"""

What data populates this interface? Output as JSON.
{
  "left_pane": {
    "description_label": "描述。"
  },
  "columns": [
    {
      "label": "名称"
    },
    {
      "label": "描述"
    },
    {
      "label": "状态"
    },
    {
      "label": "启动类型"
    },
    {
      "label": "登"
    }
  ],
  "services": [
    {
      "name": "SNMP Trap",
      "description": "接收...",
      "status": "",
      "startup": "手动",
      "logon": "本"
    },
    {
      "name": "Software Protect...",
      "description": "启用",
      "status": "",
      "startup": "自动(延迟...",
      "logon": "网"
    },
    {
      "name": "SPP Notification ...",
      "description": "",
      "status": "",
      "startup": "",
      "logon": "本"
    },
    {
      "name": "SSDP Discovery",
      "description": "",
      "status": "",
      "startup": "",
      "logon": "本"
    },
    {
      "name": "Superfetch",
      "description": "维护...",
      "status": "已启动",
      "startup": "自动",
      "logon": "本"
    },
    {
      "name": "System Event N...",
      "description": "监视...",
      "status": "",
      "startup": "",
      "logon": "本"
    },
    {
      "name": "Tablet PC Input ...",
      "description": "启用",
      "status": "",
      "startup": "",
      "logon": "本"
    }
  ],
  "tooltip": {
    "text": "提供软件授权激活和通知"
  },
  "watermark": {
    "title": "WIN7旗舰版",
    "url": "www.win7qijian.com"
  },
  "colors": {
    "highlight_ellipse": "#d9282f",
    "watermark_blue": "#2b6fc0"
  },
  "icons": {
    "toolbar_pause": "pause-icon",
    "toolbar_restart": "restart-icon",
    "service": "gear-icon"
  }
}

"""

Repeat the records above exactly.

**Problem solution**
What data populates this interface? Output as JSON.
{
  "left_pane": {
    "description_label": "描述。"
  },
  "columns": [
    {
      "label": "名称"
    },
    {
      "label": "描述"
    },
    {
      "label": "状态"
    },
    {
      "label": "启动类型"
    },
    {
      "label": "登"
    }
  ],
  "services": [
    {
      "name": "SNMP Trap",
      "description": "接收...",
      "status": "",
      "startup": "手动",
      "logon": "本"
    },
    {
      "name": "Software Protect...",
      "description": "启用",
      "status": "",
      "startup": "自动(延迟...",
      "logon": "网"
    },
    {
      "name": "SPP Notification ...",
      "description": "",
      "status": "",
      "startup": "",
      "logon": "本"
    },
    {
      "name": "SSDP Discovery",
      "description": "",
      "status": "",
      "startup": "",
      "logon": "本"
    },
    {
      "name": "Superfetch",
      "description": "维护...",
      "status": "已启动",
      "startup": "自动",
      "logon": "本"
    },
    {
      "name": "System Event N...",
      "description": "监视...",
      "status": "",
      "startup": "",
      "logon": "本"
    },
    {
      "name": "Tablet PC Input ...",
      "description": "启用",
      "status": "",
      "startup": "",
      "logon": "本"
    }
  ],
  "tooltip": {
    "text": "提供软件授权激活和通知"
  },
  "watermark": {
    "title": "WIN7旗舰版",
    "url": "www.win7qijian.com"
  },
  "colors": {
    "highlight_ellipse": "#d9282f",
    "watermark_blue": "#2b6fc0"
  },
  "icons": {
    "toolbar_pause": "pause-icon",
    "toolbar_restart": "restart-icon",
    "service": "gear-icon"
  }
}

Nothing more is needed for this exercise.